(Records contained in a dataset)
· · ·

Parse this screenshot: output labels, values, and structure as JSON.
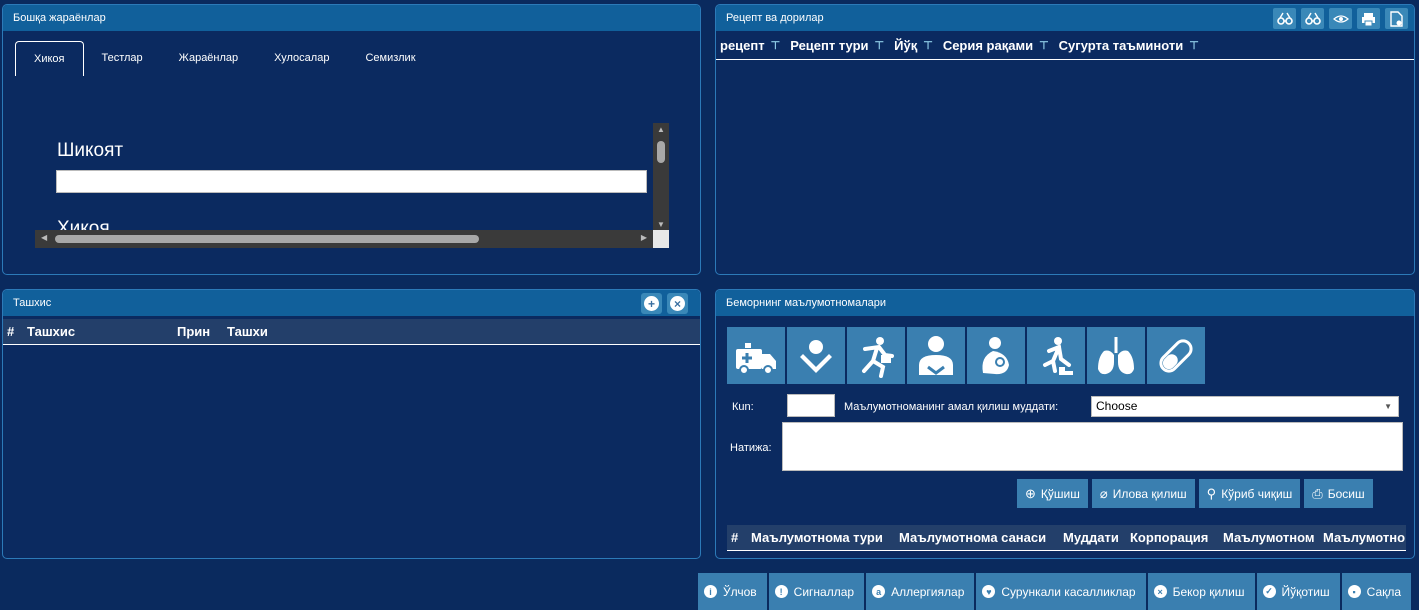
{
  "panel1": {
    "title": "Бошқа жараёнлар",
    "tabs": [
      "Хикоя",
      "Тестлар",
      "Жараёнлар",
      "Хулосалар",
      "Семизлик"
    ],
    "complaint_label": "Шикоят",
    "history_label": "Хикоя"
  },
  "panel2": {
    "title": "Рецепт ва дорилар",
    "columns": [
      "рецепт",
      "Рецепт тури",
      "Йўқ",
      "Серия рақами",
      "Сугурта таъминоти"
    ],
    "tools": [
      "glasses-add-icon",
      "glasses-remove-icon",
      "glasses-icon",
      "print-icon",
      "document-icon"
    ]
  },
  "panel3": {
    "title": "Ташхис",
    "columns": [
      "#",
      "Ташхис",
      "Прин",
      "Ташхи"
    ]
  },
  "panel4": {
    "title": "Беморнинг маълумотномалари",
    "icons": [
      "ambulance-icon",
      "mother-icon",
      "running-person-icon",
      "doctor-icon",
      "baby-icon",
      "falling-person-icon",
      "lungs-icon",
      "pill-icon"
    ],
    "day_label": "Кun:",
    "validity_label": "Маълумотноманинг амал қилиш муддати:",
    "validity_value": "Choose",
    "result_label": "Натижа:",
    "buttons": [
      "Қўшиш",
      "Илова қилиш",
      "Кўриб чиқиш",
      "Босиш"
    ],
    "columns": [
      "#",
      "Маълумотнома тури",
      "Маълумотнома санаси",
      "Муддати",
      "Корпорация",
      "Маълумотном",
      "Маълумотно"
    ]
  },
  "bottom_bar": [
    "Ўлчов",
    "Сигналлар",
    "Аллергиялар",
    "Сурункали касалликлар",
    "Бекор қилиш",
    "Йўқотиш",
    "Сақла"
  ]
}
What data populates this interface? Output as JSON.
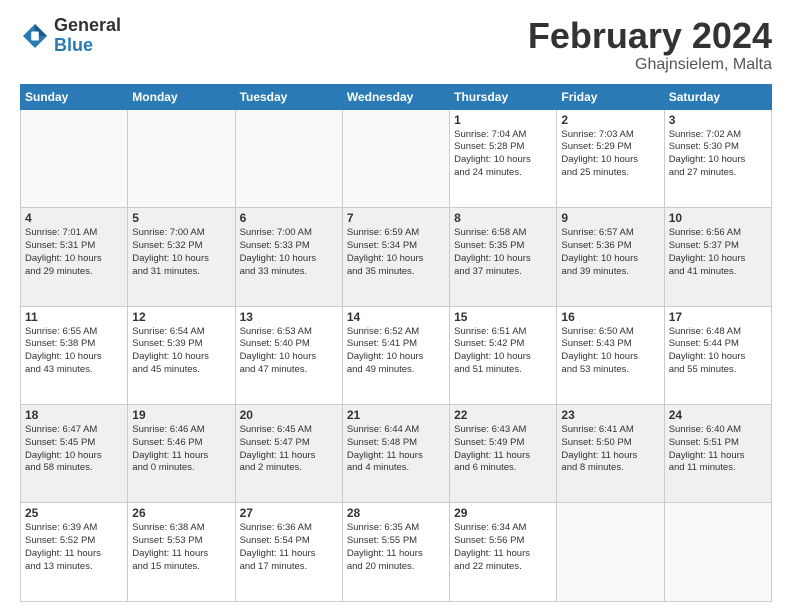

· · ·

◆ Required work
Copy each line above where the string "glasses" occurs.

◆ Full answer
      "glasses-add-icon",
      "glasses-remove-icon",
      "glasses-icon",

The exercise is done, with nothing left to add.